- **The problem**
Where the string "menerapkan" occurs in the material below, report the whole line.

- **Dataset entries**
-*-*-
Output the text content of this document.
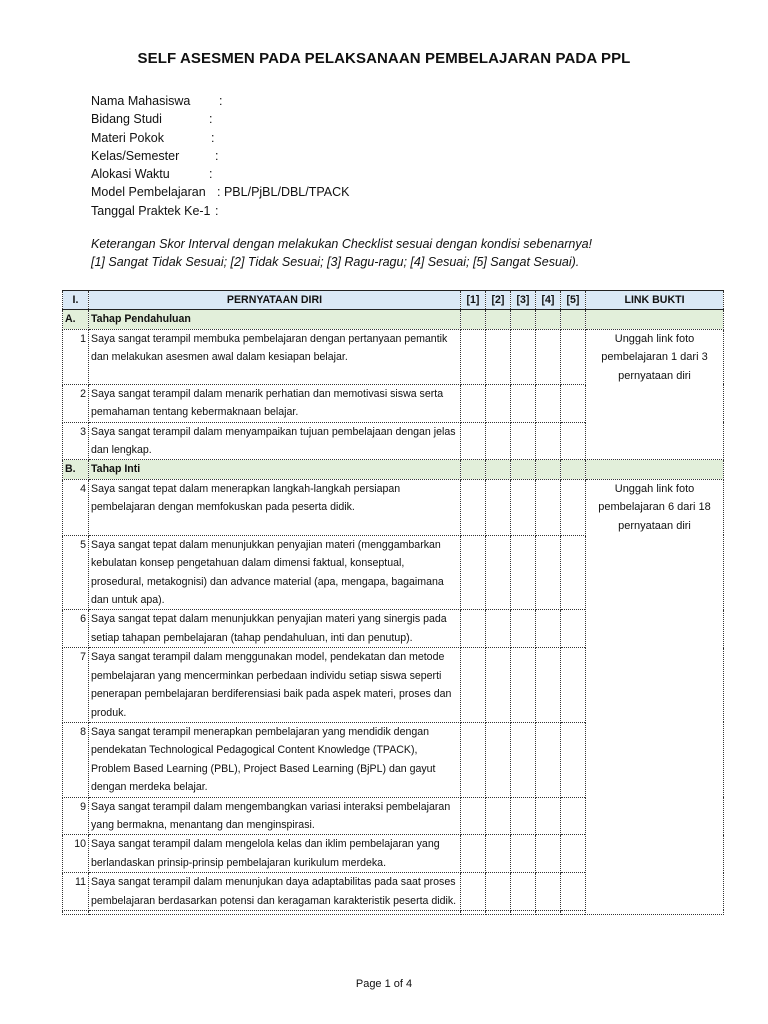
SELF ASESMEN PADA PELAKSANAAN PEMBELAJARAN PADA PPL
Nama Mahasiswa :
Bidang Studi	:
Materi Pokok	:
Kelas/Semester	:
Alokasi Waktu	:
Model Pembelajaran : PBL/PjBL/DBL/TPACK
Tanggal Praktek Ke-1 :
Keterangan Skor Interval dengan melakukan Checklist sesuai dengan kondisi sebenarnya!
[1] Sangat Tidak Sesuai; [2] Tidak Sesuai; [3] Ragu-ragu; [4] Sesuai; [5] Sangat Sesuai).
I.	PERNYATAAN DIRI	[1]	[2]	[3]	[4]	[5]	LINK BUKTI
A.	Tahap Pendahuluan						
1	Saya sangat terampil membuka pembelajaran dengan pertanyaan pemantik dan melakukan asesmen awal dalam kesiapan belajar.						Unggah link foto pembelajaran 1 dari 3 pernyataan diri
2	Saya sangat terampil dalam menarik perhatian dan memotivasi siswa serta pemahaman tentang kebermaknaan belajar.						
3	Saya sangat terampil dalam menyampaikan tujuan pembelajaan dengan jelas dan lengkap.						
B.	Tahap Inti						
4	Saya sangat tepat dalam menerapkan langkah-langkah persiapan pembelajaran dengan memfokuskan pada peserta didik.						Unggah link foto pembelajaran 6 dari 18 pernyataan diri
5	Saya sangat tepat dalam menunjukkan penyajian materi (menggambarkan kebulatan konsep pengetahuan dalam dimensi faktual, konseptual, prosedural, metakognisi) dan advance material (apa, mengapa, bagaimana dan untuk apa).						
6	Saya sangat tepat dalam menunjukkan penyajian materi yang sinergis pada setiap tahapan pembelajaran (tahap pendahuluan, inti dan penutup).						
7	Saya sangat terampil dalam menggunakan model, pendekatan dan metode pembelajaran yang mencerminkan perbedaan individu setiap siswa seperti penerapan pembelajaran berdiferensiasi baik pada aspek materi, proses dan produk.						
8	Saya sangat terampil menerapkan pembelajaran yang mendidik dengan pendekatan Technological Pedagogical Content Knowledge (TPACK), Problem Based Learning (PBL), Project Based Learning (BjPL) dan gayut dengan merdeka belajar.						
9	Saya sangat terampil dalam mengembangkan variasi interaksi pembelajaran yang bermakna, menantang dan menginspirasi.						
10	Saya sangat terampil dalam mengelola kelas dan iklim pembelajaran yang berlandaskan prinsip-prinsip pembelajaran kurikulum merdeka.						
11	Saya sangat terampil dalam menunjukan daya adaptabilitas pada saat proses pembelajaran berdasarkan potensi dan keragaman karakteristik peserta didik.						

Page 1 of 4
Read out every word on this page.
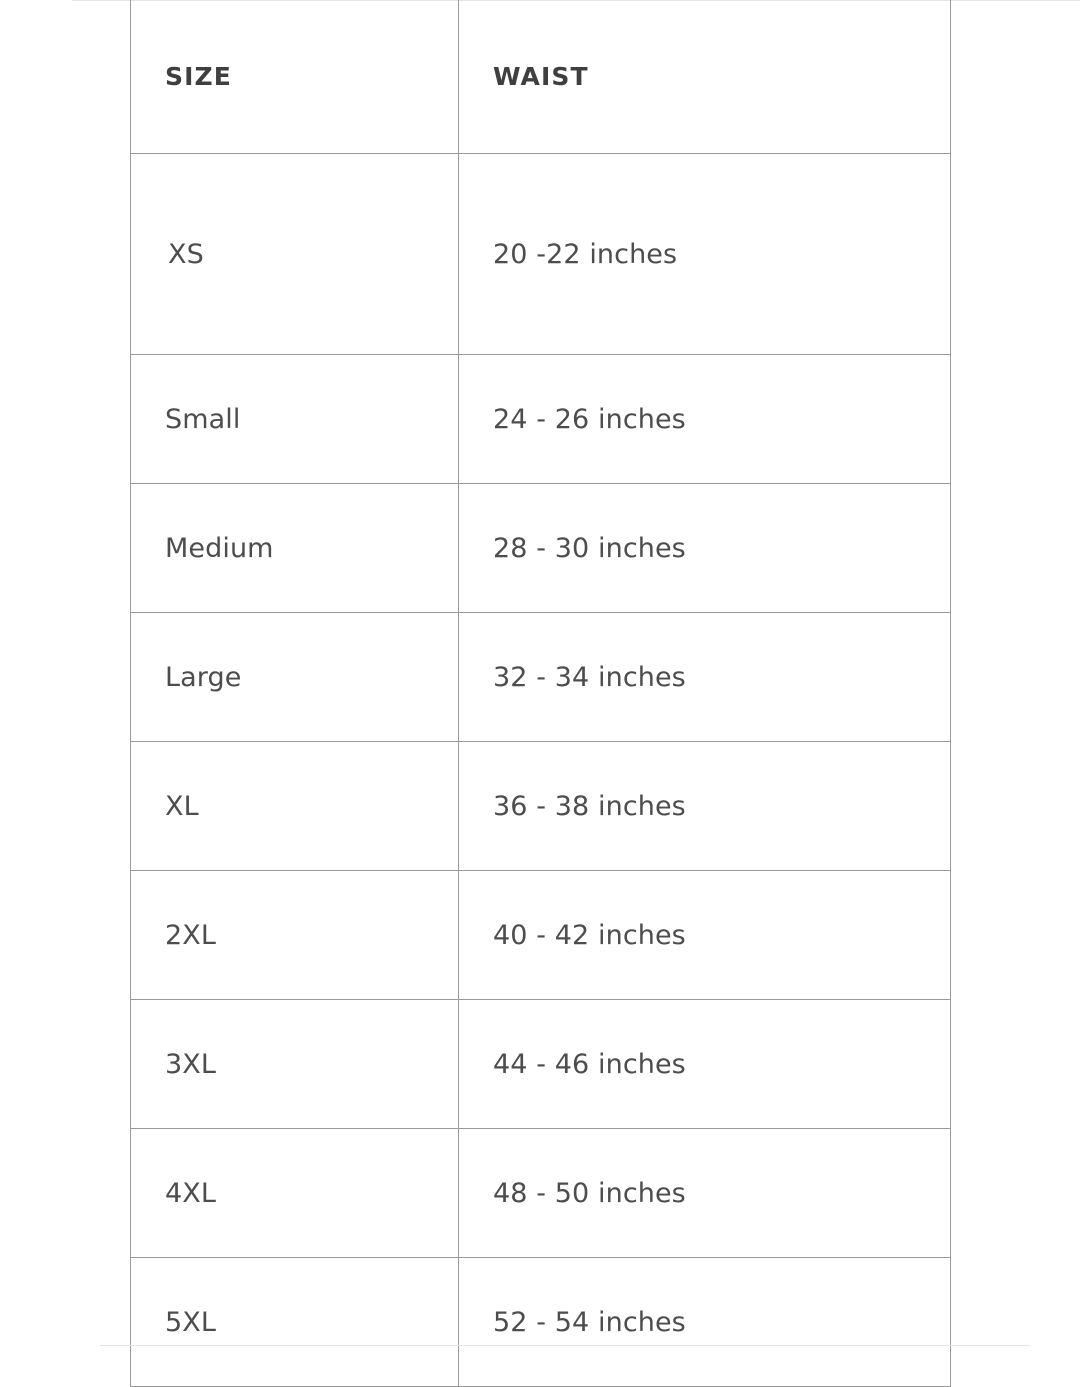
SIZE	WAIST
XS	20 -22 inches
Small	24 - 26 inches
Medium	28 - 30 inches
Large	32 - 34 inches
XL	36 - 38 inches
2XL	40 - 42 inches
3XL	44 - 46 inches
4XL	48 - 50 inches
5XL	52 - 54 inches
-*-*-
- **Solution to this problem**
4	Saya sangat tepat dalam menerapkan langkah-langkah persiapan pembelajaran dengan memfokuskan pada peserta didik.						Unggah link foto pembelajaran 6 dari 18 pernyataan diri
8	Saya sangat terampil menerapkan pembelajaran yang mendidik dengan pendekatan Technological Pedagogical Content Knowledge (TPACK), Problem Based Learning (PBL), Project Based Learning (BjPL) dan gayut dengan merdeka belajar.						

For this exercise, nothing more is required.